Dataset entries
........

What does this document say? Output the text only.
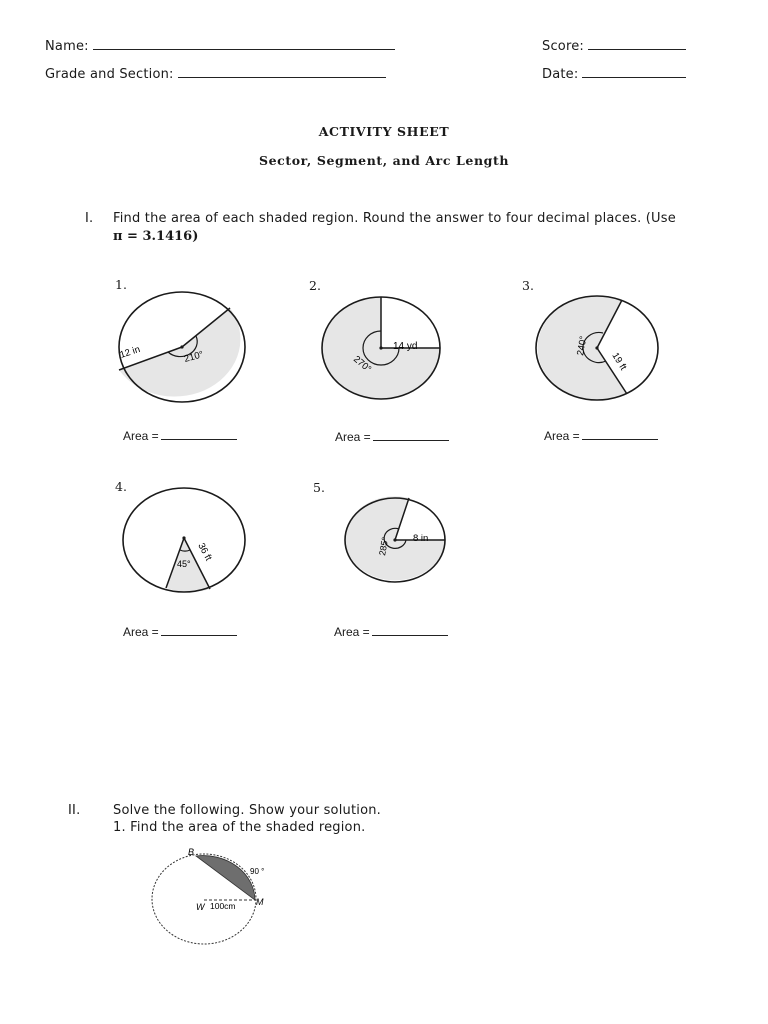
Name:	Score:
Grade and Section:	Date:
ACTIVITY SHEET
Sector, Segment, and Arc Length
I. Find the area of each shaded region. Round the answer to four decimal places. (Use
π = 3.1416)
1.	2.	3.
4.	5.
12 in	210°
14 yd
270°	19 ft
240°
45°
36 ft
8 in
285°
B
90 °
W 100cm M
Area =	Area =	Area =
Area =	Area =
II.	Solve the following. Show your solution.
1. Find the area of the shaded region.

........

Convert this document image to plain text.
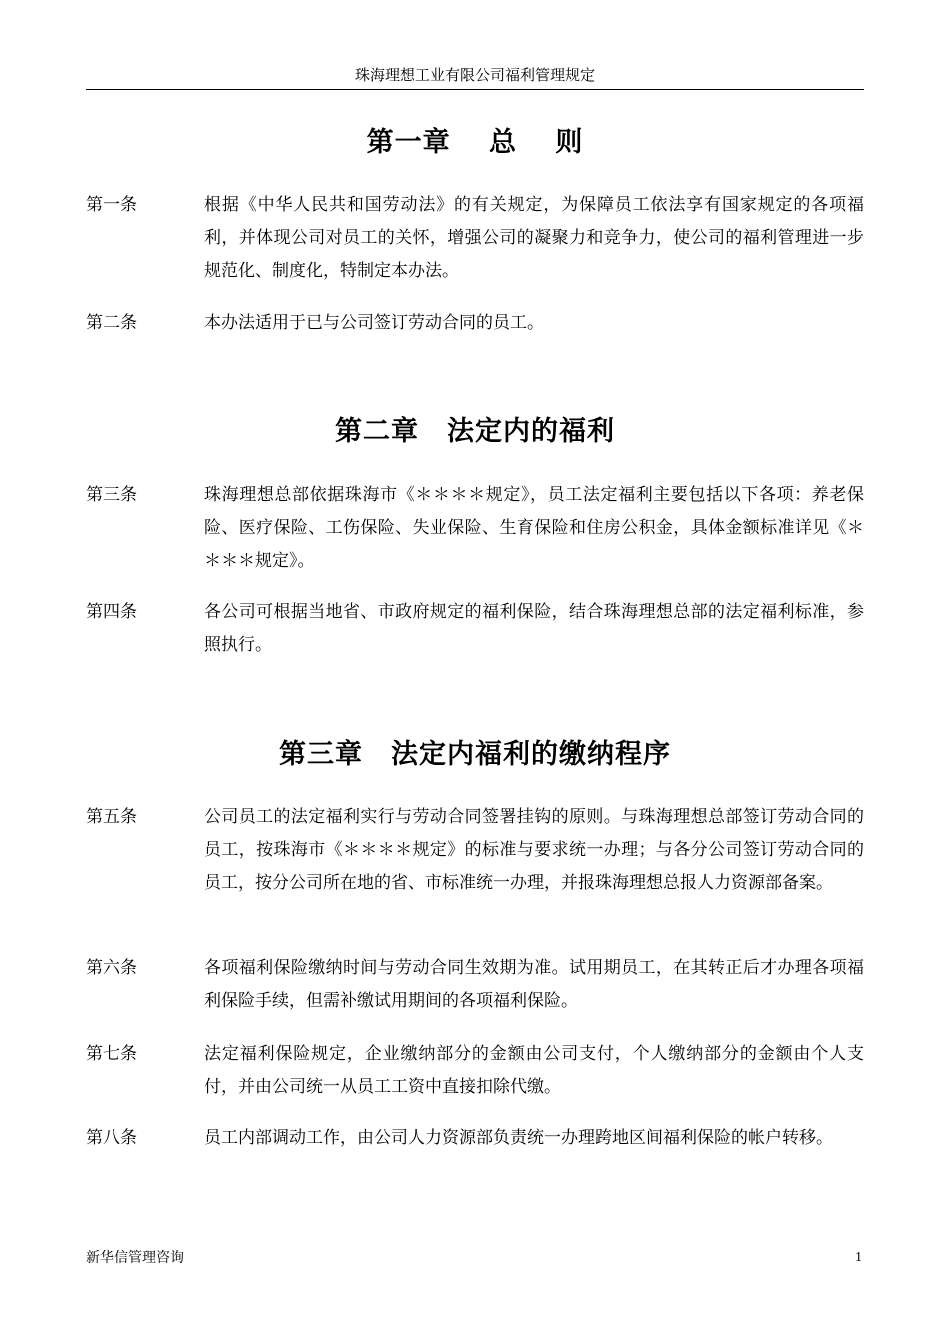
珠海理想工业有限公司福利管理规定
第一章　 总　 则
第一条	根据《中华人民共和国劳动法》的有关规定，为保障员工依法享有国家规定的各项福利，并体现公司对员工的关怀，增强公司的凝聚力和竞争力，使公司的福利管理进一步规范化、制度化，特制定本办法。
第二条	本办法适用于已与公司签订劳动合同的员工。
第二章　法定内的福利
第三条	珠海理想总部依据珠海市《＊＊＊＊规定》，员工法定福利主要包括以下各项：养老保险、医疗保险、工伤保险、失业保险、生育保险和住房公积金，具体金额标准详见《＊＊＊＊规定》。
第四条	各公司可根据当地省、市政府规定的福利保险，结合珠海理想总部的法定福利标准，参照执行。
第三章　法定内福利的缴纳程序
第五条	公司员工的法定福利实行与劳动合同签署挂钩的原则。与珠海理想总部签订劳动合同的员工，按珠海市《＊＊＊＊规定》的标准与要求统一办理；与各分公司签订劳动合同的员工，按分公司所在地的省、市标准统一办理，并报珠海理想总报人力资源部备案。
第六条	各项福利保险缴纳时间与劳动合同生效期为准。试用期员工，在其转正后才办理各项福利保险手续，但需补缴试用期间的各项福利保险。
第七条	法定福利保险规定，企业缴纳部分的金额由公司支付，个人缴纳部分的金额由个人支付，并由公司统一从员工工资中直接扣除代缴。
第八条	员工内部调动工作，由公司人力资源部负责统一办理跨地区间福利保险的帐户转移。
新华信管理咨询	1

........

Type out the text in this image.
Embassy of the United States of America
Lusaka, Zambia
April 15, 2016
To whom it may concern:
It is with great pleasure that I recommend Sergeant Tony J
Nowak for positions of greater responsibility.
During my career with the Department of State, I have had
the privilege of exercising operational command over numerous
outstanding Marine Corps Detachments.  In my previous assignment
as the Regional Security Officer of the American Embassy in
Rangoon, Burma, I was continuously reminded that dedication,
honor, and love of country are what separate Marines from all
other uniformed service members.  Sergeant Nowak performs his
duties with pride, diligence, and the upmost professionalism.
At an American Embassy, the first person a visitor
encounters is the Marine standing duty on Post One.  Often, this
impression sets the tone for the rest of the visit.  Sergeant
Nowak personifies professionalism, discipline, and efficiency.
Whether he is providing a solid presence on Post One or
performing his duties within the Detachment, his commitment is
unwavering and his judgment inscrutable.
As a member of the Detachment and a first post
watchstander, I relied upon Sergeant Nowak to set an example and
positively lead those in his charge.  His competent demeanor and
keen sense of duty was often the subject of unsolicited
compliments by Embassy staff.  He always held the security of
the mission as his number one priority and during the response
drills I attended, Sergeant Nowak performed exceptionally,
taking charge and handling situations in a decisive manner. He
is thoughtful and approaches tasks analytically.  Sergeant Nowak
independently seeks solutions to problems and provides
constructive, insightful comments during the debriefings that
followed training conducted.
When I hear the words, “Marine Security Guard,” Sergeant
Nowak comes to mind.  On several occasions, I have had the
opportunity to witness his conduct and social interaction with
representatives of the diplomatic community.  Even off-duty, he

........

Problem to solve>
Scan the data above and copy every line with "Nowak" in it.

Output below>
Nowak for positions of greater responsibility.
other uniformed service members.  Sergeant Nowak performs his
Nowak personifies professionalism, discipline, and efficiency.
watchstander, I relied upon Sergeant Nowak to set an example and
drills I attended, Sergeant Nowak performed exceptionally,
is thoughtful and approaches tasks analytically.  Sergeant Nowak
Nowak comes to mind.  On several occasions, I have had the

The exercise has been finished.